[BEGIN Data]

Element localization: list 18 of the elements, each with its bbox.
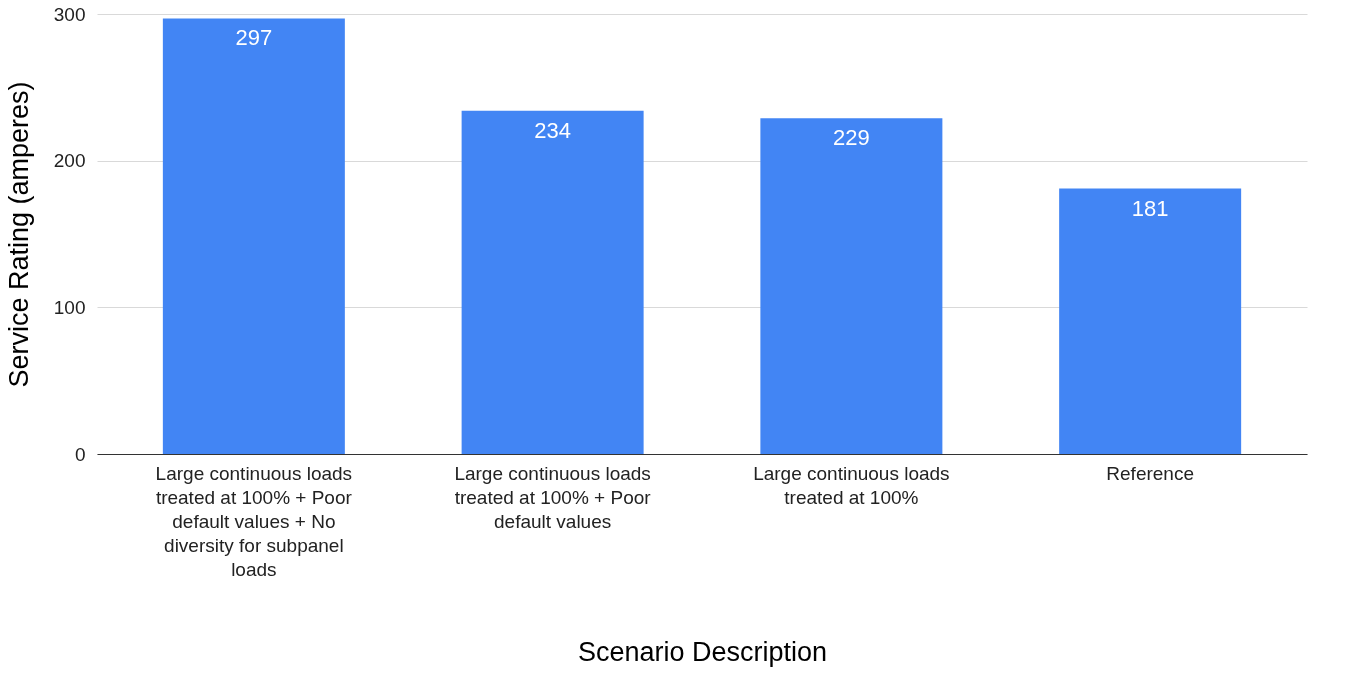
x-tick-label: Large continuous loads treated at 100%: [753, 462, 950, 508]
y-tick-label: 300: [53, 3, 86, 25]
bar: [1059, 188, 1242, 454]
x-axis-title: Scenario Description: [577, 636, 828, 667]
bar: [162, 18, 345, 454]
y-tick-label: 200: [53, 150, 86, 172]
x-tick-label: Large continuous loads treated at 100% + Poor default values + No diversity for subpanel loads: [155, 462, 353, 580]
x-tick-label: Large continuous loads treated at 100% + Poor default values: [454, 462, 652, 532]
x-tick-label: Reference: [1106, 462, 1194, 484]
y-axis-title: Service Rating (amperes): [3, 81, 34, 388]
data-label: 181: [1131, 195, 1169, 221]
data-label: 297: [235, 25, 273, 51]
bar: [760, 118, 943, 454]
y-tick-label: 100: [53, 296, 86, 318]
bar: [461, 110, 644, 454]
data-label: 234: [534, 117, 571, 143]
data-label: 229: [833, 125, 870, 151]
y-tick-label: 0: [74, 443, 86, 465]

[END Data]
[BEGIN Data]

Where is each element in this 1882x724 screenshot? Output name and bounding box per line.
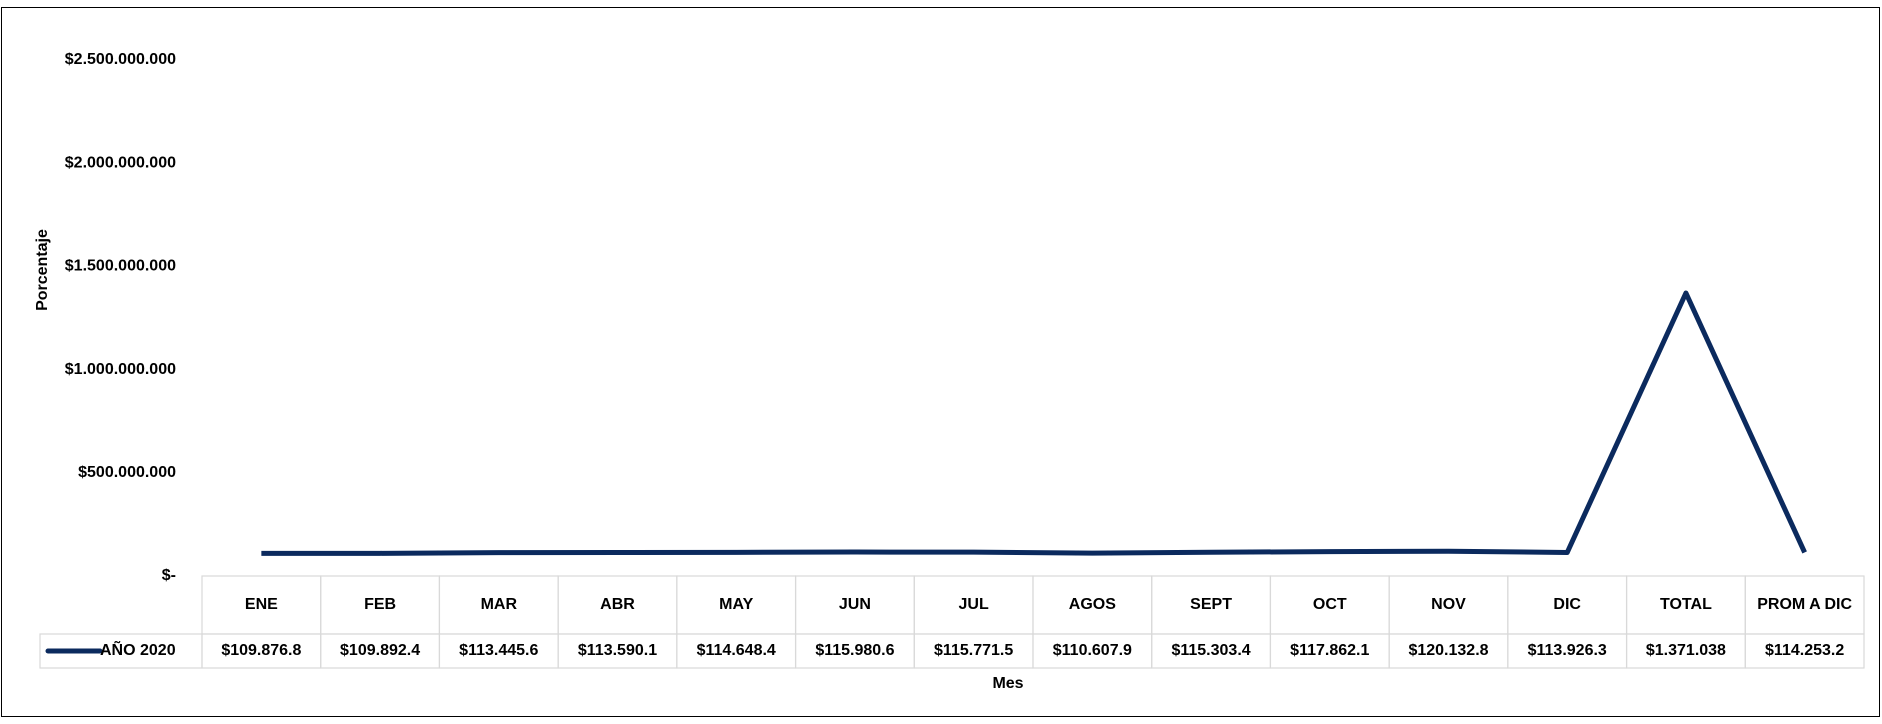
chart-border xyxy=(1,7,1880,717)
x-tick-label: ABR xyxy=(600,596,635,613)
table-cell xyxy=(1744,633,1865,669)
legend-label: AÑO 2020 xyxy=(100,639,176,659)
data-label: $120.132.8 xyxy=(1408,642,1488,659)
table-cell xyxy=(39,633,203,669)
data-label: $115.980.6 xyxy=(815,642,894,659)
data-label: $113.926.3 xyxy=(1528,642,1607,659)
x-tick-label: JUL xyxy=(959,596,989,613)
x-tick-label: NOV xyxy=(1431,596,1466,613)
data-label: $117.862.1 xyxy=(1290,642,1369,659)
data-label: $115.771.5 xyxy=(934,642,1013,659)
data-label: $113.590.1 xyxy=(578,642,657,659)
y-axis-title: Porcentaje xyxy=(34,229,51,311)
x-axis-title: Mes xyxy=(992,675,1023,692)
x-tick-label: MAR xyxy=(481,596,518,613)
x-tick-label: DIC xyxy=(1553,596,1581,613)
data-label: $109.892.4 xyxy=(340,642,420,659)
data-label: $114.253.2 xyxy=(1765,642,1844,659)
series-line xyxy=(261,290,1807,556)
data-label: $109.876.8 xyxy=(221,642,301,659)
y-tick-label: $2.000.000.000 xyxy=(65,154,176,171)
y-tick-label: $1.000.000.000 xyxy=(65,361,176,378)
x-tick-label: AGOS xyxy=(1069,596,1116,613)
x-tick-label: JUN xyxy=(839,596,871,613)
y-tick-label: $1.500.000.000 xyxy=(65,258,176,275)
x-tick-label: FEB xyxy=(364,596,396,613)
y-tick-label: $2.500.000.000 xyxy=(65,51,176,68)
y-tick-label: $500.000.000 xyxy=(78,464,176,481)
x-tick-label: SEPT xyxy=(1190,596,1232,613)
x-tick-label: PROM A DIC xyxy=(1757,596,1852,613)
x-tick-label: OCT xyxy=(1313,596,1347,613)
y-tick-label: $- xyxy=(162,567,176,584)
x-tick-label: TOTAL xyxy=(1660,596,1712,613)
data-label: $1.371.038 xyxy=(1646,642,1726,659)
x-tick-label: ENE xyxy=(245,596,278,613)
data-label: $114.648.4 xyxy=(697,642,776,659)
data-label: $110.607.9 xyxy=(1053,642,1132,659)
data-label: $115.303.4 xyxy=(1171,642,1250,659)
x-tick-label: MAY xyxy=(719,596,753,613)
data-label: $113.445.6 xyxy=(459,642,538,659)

[END Data]

[To be done] Repeat word for word the lines of the items above, starting with the line that contains "462, 950, 508]" and going on through the line that contains "bar: [162, 18, 345, 454]", both included.

[Answer to the exercise]
x-tick-label: Large continuous loads treated at 100%: [753, 462, 950, 508]
y-tick-label: 300: [53, 3, 86, 25]
bar: [1059, 188, 1242, 454]
x-axis-title: Scenario Description: [577, 636, 828, 667]
bar: [162, 18, 345, 454]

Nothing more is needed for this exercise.